◆ JOB ◆
Search the material and gather each line with "name" in it.

-------- RECORDS SUPPLIED --------

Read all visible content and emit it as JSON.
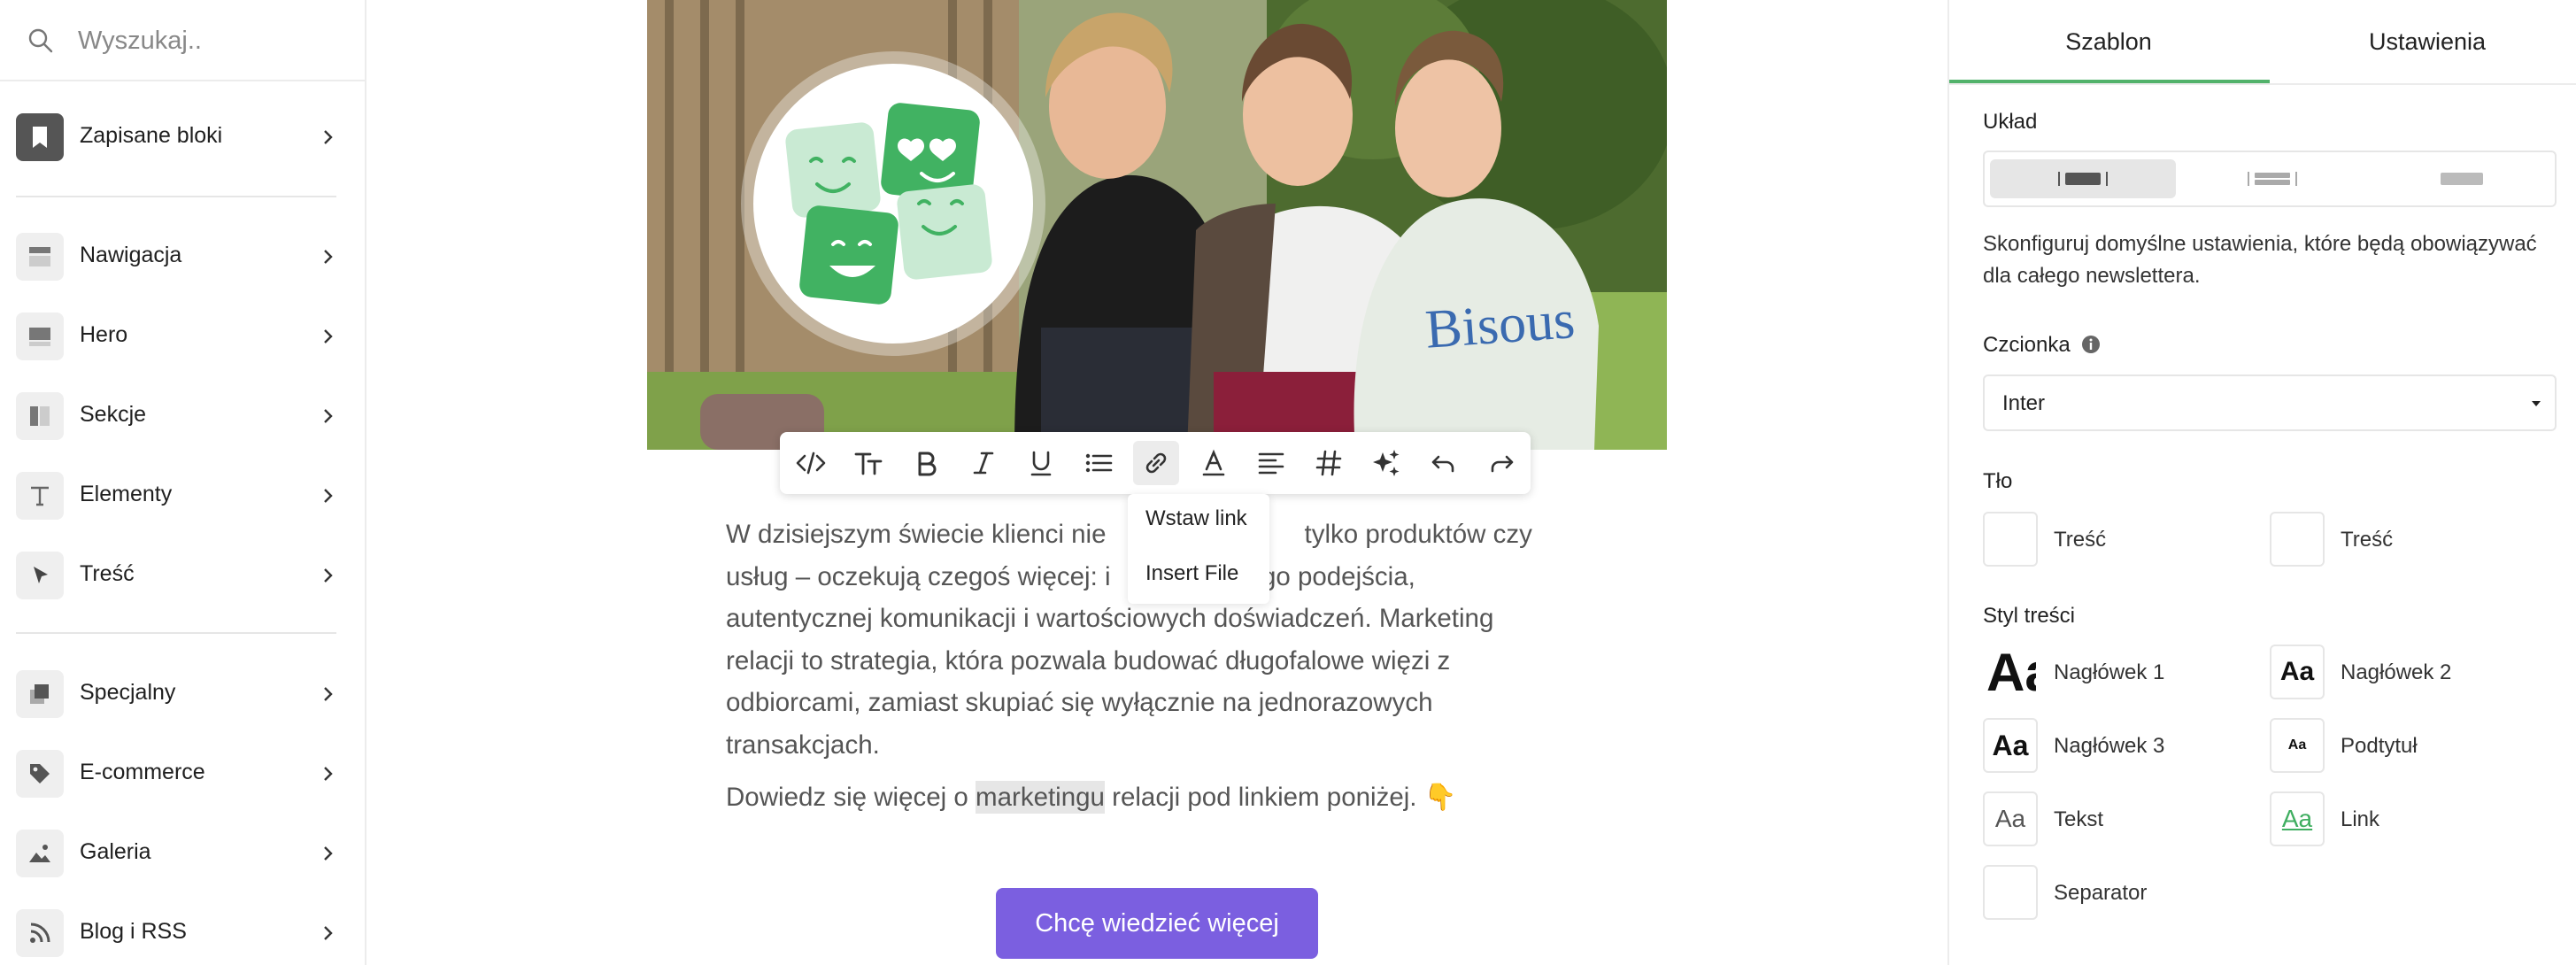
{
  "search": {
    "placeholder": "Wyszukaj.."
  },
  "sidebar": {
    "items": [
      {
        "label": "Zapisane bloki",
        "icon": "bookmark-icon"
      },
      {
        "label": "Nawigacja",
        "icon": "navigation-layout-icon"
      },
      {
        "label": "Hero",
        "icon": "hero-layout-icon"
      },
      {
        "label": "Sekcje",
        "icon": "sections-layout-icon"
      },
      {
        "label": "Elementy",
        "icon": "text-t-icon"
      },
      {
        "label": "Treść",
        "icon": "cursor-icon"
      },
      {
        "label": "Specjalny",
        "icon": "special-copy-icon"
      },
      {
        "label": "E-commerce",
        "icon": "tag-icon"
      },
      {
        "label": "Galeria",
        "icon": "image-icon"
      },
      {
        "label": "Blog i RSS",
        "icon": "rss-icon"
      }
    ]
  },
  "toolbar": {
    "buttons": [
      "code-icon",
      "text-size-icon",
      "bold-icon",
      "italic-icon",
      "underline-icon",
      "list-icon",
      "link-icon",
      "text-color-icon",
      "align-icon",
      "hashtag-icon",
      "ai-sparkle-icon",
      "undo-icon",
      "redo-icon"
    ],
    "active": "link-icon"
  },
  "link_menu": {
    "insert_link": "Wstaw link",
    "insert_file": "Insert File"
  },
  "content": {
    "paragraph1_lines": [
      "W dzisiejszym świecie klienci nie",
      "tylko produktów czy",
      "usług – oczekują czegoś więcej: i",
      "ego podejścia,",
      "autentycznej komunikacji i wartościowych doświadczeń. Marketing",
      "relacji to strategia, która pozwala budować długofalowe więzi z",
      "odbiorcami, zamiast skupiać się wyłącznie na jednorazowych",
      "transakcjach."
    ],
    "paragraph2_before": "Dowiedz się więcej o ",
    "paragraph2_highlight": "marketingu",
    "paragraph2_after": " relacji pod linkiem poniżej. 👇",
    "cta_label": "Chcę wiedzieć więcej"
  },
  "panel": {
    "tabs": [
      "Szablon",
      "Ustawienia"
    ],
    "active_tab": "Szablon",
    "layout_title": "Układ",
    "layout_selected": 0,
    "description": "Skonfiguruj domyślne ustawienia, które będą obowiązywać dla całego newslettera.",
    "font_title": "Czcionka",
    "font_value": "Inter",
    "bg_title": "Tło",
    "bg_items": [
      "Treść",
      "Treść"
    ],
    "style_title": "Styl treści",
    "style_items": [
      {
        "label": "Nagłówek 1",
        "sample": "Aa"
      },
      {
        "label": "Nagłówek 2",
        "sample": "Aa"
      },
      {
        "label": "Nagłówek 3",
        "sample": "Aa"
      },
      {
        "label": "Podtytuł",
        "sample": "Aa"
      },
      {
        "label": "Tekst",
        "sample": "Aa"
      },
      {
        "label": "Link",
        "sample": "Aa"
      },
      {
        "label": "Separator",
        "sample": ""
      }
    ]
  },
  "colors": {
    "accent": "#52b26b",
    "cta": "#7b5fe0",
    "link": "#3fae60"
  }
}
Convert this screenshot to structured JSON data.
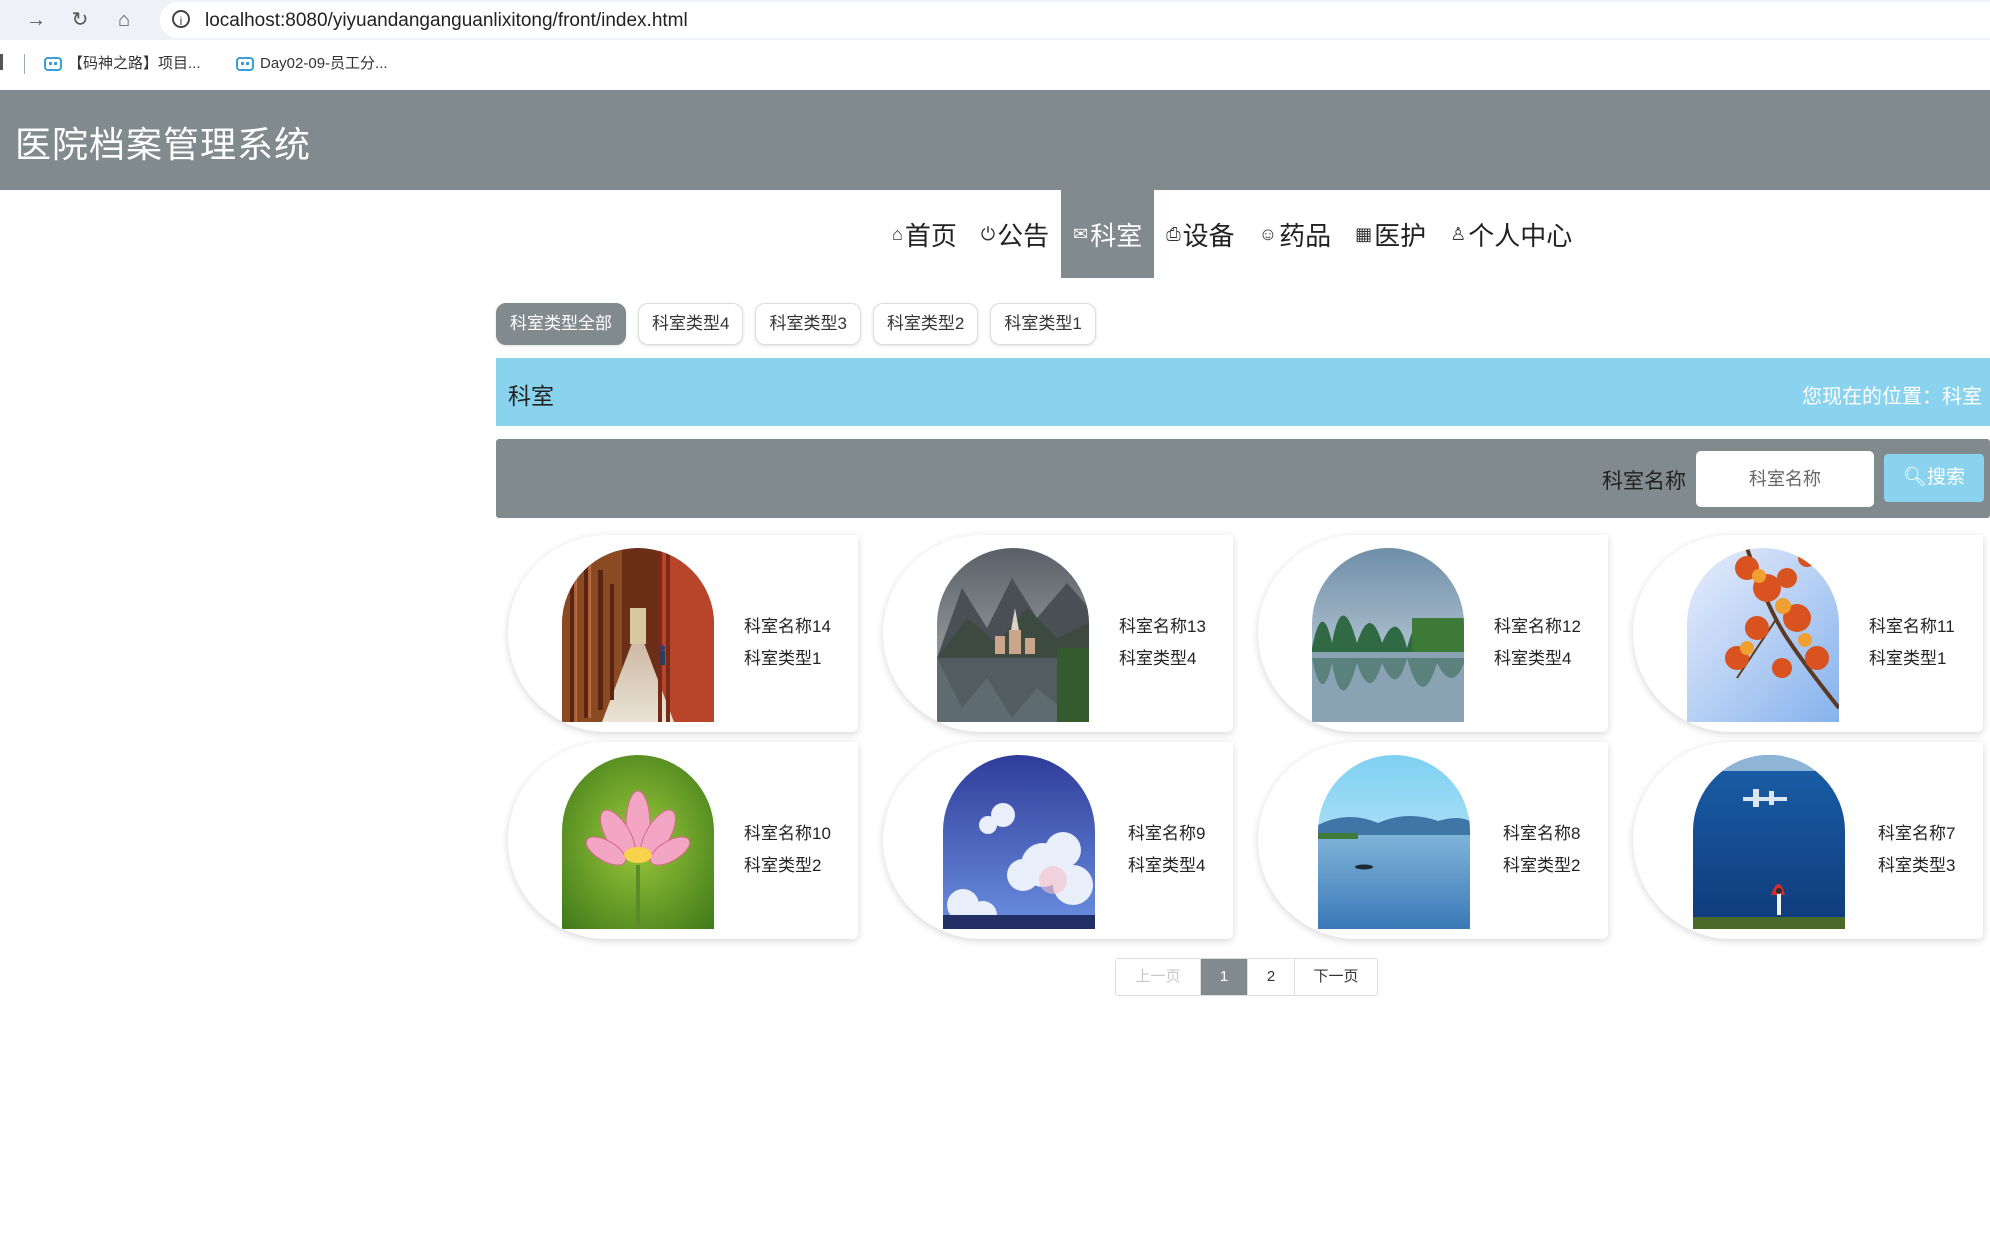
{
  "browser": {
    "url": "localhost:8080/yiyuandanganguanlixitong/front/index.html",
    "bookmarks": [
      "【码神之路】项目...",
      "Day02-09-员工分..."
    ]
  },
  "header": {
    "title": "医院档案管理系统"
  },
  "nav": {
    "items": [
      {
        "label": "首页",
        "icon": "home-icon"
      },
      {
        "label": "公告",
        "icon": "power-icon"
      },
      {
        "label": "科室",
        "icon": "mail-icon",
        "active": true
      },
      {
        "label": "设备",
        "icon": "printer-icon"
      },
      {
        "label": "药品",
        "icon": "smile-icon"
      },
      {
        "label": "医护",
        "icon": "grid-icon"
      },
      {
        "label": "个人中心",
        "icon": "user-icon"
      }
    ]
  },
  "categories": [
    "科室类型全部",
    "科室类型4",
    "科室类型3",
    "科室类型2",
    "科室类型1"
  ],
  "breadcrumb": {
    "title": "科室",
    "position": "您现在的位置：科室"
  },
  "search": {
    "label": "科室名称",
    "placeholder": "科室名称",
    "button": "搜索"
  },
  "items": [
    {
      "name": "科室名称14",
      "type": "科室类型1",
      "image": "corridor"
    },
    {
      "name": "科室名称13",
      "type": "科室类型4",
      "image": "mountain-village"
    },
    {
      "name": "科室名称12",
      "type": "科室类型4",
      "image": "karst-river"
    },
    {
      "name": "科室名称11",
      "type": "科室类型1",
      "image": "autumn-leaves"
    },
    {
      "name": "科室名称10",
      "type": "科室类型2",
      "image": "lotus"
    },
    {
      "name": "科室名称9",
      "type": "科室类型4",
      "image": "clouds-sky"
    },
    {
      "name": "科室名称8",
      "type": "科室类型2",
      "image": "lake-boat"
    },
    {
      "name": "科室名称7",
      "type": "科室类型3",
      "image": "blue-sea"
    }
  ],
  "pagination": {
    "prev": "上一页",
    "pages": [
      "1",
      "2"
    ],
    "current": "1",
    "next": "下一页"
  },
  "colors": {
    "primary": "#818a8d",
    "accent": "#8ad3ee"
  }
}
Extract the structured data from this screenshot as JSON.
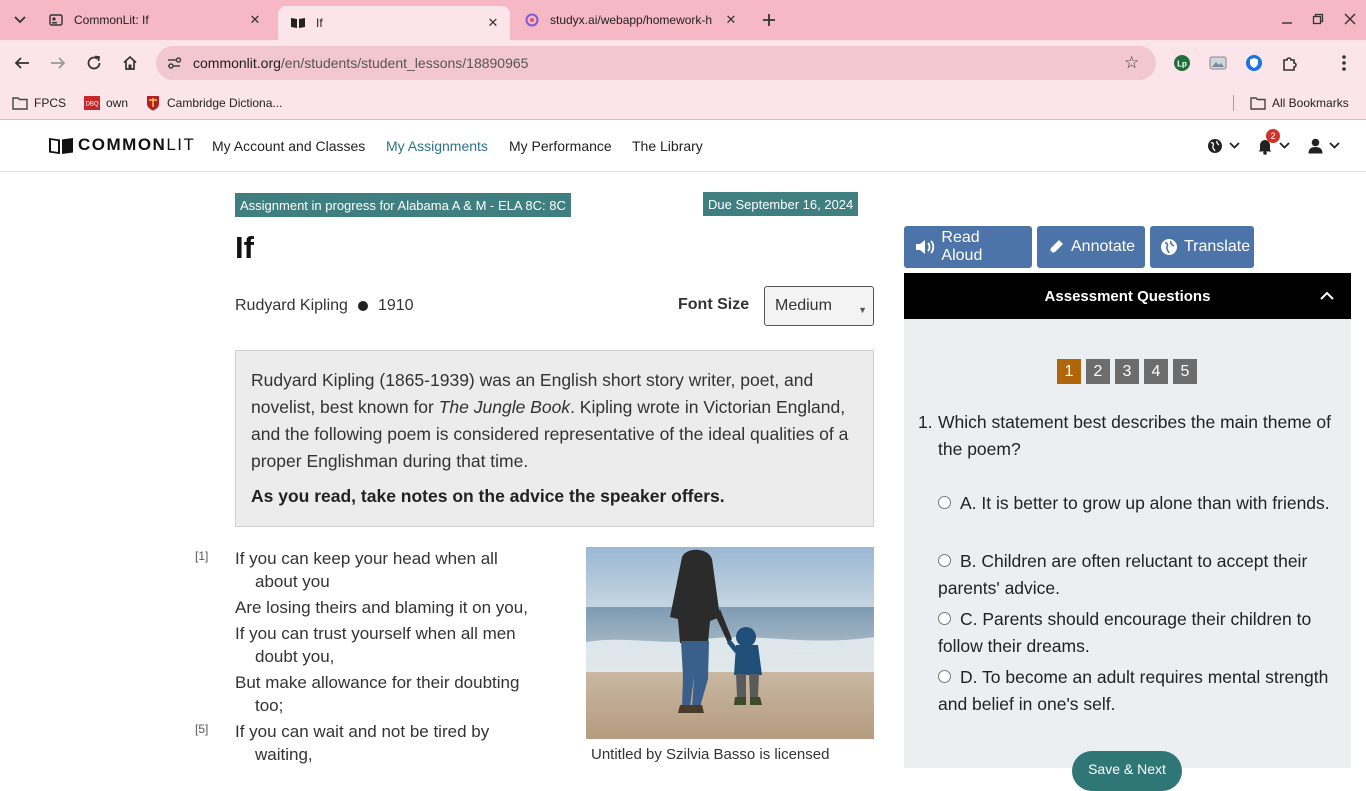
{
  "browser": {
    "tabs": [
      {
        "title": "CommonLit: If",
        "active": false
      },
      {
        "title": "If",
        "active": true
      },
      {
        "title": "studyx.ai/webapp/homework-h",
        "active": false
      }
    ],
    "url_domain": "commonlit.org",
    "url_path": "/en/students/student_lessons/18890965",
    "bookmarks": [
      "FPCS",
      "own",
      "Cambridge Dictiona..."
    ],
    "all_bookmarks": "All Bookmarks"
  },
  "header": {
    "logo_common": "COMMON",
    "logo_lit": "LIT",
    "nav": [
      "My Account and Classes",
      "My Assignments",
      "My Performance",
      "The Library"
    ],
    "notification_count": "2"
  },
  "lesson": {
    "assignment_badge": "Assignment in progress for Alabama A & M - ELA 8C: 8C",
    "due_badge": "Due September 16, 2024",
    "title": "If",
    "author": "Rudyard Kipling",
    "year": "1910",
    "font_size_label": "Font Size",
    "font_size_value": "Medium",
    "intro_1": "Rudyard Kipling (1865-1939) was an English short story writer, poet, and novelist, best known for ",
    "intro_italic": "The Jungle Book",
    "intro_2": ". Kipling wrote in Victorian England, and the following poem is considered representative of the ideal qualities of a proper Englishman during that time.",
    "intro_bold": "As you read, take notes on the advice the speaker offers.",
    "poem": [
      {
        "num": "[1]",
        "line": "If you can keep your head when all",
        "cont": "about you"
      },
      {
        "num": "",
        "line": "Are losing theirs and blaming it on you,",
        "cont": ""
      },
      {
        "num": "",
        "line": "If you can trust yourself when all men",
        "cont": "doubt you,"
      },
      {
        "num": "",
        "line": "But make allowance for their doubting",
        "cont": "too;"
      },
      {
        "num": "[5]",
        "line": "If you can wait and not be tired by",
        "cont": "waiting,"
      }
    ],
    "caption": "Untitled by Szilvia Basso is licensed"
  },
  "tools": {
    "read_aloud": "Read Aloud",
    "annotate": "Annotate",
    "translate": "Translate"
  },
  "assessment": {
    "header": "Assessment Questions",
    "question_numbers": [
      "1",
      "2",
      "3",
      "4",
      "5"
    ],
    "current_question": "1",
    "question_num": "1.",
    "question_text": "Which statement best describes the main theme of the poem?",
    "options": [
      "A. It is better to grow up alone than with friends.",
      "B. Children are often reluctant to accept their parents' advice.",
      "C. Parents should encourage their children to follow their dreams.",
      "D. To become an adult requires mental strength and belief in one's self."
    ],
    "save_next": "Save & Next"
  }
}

--------

◆ TASK SOLUTION ◆
      "name": "科室名称14",
      "name": "科室名称13",
      "name": "科室名称12",
      "name": "科室名称11",
      "name": "科室名称10",
      "name": "科室名称9",
      "name": "科室名称8",
      "name": "科室名称7",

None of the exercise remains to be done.